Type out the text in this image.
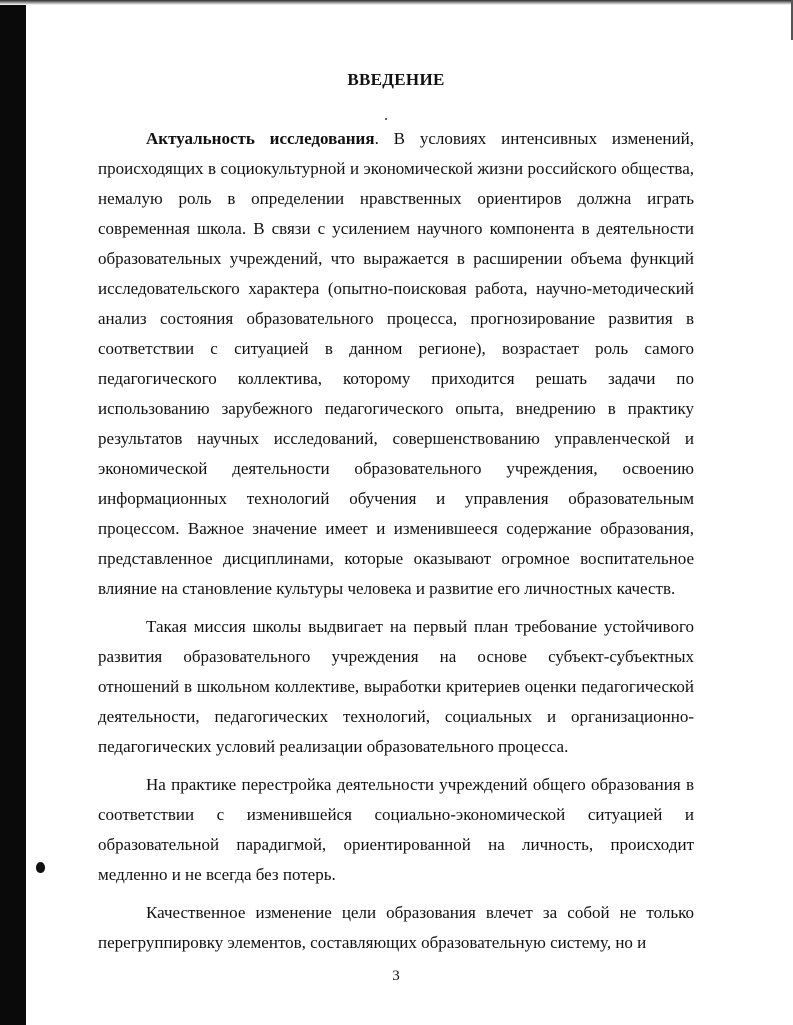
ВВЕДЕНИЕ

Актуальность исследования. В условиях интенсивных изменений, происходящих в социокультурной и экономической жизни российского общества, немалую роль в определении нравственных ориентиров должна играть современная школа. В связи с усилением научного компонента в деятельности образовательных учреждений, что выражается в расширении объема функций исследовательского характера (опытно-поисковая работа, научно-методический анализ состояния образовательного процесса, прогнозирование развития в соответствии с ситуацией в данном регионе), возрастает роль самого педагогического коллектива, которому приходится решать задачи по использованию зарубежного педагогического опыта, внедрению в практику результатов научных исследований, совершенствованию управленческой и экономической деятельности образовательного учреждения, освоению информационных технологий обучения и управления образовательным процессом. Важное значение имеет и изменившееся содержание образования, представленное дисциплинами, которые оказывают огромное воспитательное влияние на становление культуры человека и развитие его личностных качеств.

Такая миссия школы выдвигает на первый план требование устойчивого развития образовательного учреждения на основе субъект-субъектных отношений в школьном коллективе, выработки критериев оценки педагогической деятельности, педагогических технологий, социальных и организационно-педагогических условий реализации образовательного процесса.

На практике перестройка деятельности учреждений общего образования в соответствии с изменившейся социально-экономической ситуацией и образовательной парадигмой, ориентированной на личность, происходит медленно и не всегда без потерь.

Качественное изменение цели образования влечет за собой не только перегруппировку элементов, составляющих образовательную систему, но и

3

EXERCISE INSTRUCTIONS: Quote every record above exactly, leaving out the pictures.

SOLUTION FOR THIS TASK:
Type out the text in this image.
ВВЕДЕНИЕ

Актуальность исследования. В условиях интенсивных изменений, происходящих в социокультурной и экономической жизни российского общества, немалую роль в определении нравственных ориентиров должна играть современная школа. В связи с усилением научного компонента в деятельности образовательных учреждений, что выражается в расширении объема функций исследовательского характера (опытно-поисковая работа, научно-методический анализ состояния образовательного процесса, прогнозирование развития в соответствии с ситуацией в данном регионе), возрастает роль самого педагогического коллектива, которому приходится решать задачи по использованию зарубежного педагогического опыта, внедрению в практику результатов научных исследований, совершенствованию управленческой и экономической деятельности образовательного учреждения, освоению информационных технологий обучения и управления образовательным процессом. Важное значение имеет и изменившееся содержание образования, представленное дисциплинами, которые оказывают огромное воспитательное влияние на становление культуры человека и развитие его личностных качеств.

Такая миссия школы выдвигает на первый план требование устойчивого развития образовательного учреждения на основе субъект-субъектных отношений в школьном коллективе, выработки критериев оценки педагогической деятельности, педагогических технологий, социальных и организационно-педагогических условий реализации образовательного процесса.

На практике перестройка деятельности учреждений общего образования в соответствии с изменившейся социально-экономической ситуацией и образовательной парадигмой, ориентированной на личность, происходит медленно и не всегда без потерь.

Качественное изменение цели образования влечет за собой не только перегруппировку элементов, составляющих образовательную систему, но и

3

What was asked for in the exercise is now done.